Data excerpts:
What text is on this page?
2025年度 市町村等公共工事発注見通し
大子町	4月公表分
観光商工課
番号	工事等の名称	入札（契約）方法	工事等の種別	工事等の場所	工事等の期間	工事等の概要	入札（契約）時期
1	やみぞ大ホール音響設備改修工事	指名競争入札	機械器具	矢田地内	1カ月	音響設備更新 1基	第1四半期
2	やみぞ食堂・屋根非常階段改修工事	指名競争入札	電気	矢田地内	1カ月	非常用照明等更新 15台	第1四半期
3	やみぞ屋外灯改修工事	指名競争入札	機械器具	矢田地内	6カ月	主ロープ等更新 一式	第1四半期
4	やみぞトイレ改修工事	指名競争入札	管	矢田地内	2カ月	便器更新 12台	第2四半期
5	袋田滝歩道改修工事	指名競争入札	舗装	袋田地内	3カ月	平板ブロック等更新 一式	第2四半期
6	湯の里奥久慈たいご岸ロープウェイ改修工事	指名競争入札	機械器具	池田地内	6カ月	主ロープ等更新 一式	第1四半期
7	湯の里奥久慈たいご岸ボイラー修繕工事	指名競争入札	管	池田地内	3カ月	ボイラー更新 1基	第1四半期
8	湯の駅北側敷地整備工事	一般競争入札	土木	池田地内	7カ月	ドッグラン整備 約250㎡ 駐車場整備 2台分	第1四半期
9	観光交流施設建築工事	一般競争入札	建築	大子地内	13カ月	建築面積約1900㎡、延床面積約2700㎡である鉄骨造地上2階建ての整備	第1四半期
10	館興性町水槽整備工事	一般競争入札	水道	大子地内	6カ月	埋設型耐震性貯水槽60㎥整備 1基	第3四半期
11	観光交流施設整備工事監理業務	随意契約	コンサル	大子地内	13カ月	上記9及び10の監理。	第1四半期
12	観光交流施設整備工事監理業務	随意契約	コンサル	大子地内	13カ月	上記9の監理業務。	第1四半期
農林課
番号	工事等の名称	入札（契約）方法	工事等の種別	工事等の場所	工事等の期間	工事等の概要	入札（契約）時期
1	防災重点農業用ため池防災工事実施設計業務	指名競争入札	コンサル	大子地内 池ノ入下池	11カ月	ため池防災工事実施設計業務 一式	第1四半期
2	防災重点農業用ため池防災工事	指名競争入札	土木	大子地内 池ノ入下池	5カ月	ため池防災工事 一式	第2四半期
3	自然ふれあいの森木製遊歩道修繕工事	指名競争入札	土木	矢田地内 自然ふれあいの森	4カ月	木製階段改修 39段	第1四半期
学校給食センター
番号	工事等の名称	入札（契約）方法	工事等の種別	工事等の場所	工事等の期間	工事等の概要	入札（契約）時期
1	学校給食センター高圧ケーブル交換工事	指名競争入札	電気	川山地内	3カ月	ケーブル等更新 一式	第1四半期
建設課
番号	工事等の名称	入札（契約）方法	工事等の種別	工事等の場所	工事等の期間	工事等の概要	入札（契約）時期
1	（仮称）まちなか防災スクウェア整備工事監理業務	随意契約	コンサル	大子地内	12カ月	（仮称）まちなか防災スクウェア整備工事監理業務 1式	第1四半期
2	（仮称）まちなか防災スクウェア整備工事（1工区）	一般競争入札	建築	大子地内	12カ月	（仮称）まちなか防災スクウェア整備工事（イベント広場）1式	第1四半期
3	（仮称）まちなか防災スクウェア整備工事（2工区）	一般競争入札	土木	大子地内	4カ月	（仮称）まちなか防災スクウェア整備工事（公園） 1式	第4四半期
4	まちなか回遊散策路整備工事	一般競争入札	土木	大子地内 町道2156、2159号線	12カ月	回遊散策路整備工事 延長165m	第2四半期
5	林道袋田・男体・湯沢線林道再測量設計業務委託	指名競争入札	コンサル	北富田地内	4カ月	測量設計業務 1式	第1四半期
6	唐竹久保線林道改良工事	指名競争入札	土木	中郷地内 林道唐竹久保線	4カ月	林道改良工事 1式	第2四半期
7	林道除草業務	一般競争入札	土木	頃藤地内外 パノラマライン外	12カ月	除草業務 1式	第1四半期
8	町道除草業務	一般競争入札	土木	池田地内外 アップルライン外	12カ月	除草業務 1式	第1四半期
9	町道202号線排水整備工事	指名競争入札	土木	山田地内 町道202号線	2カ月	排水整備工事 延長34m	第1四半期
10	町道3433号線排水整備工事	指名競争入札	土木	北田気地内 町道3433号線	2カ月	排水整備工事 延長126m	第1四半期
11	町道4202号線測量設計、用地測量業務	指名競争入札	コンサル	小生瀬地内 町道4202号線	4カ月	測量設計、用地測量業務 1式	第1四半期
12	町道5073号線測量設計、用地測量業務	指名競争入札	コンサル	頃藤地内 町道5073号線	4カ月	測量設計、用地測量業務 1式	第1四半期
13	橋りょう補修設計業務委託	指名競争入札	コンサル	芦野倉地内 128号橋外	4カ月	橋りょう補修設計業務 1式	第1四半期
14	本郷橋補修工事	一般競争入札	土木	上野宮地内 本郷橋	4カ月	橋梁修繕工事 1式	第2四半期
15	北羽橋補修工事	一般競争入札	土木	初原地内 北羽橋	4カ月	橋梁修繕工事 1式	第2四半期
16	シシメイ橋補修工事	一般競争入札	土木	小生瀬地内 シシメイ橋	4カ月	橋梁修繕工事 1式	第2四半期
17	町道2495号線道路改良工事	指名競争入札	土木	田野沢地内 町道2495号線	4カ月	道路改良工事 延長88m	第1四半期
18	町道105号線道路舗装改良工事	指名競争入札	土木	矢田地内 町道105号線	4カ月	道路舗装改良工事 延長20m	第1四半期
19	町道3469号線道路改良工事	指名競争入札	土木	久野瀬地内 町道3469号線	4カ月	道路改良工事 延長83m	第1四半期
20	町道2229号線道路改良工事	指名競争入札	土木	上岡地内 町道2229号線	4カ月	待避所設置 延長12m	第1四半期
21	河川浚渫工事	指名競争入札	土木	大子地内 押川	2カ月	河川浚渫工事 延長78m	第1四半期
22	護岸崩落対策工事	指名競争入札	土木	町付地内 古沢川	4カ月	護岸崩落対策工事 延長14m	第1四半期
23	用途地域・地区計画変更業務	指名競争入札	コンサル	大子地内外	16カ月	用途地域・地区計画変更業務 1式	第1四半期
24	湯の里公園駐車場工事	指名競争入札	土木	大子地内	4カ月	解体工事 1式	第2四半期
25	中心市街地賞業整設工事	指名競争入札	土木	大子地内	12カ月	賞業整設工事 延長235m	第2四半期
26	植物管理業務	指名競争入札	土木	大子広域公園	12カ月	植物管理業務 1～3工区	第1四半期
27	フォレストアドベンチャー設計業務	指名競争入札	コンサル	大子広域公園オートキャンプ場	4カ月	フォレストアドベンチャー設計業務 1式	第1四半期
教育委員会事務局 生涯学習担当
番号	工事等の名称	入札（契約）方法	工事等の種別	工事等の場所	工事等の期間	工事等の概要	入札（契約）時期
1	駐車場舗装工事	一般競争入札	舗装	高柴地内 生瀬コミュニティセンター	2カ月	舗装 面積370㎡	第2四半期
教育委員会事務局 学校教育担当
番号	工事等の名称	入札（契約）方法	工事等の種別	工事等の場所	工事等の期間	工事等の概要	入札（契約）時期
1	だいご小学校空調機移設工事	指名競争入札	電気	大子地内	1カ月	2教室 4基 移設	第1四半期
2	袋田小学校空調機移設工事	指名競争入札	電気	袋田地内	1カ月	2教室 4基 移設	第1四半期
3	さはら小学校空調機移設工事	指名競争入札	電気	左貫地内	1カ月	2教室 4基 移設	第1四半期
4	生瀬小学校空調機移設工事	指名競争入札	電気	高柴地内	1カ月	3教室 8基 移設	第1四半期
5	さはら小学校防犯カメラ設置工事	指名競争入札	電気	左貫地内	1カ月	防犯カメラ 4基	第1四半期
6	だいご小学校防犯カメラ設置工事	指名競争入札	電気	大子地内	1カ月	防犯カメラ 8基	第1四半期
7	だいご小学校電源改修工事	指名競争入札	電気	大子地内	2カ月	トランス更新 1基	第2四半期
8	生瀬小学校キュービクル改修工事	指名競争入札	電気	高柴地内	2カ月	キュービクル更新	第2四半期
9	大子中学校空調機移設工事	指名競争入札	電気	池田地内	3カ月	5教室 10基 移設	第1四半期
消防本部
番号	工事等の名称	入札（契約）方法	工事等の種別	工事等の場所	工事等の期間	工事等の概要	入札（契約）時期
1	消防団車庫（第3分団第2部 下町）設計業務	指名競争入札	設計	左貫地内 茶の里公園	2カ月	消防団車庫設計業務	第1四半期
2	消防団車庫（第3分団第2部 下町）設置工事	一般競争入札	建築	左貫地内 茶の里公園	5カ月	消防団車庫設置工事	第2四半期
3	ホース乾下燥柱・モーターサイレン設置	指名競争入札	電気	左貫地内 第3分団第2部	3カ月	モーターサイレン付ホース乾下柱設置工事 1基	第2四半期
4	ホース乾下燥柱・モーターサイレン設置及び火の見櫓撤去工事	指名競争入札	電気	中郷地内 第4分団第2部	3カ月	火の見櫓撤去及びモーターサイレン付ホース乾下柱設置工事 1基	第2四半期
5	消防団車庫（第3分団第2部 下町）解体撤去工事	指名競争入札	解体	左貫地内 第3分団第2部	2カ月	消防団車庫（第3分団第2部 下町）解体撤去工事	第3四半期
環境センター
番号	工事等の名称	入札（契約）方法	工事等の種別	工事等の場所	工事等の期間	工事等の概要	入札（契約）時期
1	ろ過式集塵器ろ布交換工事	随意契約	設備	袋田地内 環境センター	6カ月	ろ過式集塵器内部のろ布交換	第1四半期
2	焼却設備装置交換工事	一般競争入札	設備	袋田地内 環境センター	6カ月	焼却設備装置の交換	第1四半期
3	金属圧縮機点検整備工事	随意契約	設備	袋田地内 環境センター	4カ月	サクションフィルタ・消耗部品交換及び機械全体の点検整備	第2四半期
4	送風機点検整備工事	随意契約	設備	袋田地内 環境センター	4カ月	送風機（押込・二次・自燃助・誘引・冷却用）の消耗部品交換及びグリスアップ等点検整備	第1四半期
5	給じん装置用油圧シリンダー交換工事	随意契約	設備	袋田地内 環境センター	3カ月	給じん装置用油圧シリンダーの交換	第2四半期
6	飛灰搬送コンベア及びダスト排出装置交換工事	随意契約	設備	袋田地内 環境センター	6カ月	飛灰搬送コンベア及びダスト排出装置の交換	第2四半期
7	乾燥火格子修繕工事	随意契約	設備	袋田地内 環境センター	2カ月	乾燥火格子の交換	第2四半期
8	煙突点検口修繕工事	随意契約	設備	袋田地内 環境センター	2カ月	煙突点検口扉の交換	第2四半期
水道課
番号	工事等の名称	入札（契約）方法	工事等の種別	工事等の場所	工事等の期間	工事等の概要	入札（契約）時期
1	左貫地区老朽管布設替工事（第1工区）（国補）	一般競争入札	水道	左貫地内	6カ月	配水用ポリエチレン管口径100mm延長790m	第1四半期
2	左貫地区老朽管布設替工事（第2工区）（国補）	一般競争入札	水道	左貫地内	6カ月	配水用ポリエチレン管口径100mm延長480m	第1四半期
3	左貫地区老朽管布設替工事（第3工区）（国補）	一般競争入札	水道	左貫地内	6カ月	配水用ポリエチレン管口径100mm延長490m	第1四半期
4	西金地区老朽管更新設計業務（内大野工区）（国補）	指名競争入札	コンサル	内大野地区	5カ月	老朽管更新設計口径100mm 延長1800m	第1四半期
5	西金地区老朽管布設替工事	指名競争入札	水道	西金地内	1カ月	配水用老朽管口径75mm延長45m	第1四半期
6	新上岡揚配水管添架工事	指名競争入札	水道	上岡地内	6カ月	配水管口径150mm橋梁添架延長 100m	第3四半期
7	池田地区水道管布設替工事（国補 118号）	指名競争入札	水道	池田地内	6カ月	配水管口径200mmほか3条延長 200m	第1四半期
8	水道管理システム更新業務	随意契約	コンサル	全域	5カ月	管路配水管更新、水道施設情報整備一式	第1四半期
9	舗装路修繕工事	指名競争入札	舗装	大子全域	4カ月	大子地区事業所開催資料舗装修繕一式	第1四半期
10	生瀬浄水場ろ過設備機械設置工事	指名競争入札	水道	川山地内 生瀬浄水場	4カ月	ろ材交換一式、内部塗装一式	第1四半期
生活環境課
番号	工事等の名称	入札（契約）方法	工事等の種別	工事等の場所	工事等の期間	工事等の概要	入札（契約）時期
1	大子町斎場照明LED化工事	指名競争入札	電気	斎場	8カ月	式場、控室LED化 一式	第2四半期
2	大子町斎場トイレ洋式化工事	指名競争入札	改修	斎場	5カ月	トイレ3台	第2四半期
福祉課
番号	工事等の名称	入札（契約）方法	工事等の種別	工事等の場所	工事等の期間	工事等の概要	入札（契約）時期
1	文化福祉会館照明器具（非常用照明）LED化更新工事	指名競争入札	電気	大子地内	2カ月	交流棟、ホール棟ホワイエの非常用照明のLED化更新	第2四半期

▶ _TASK OBJECTIVE_: Tell how many lines of the data include the word "主ロープ等更新", and nothing else.

▶ _EXERCISE RESPONSE_: 2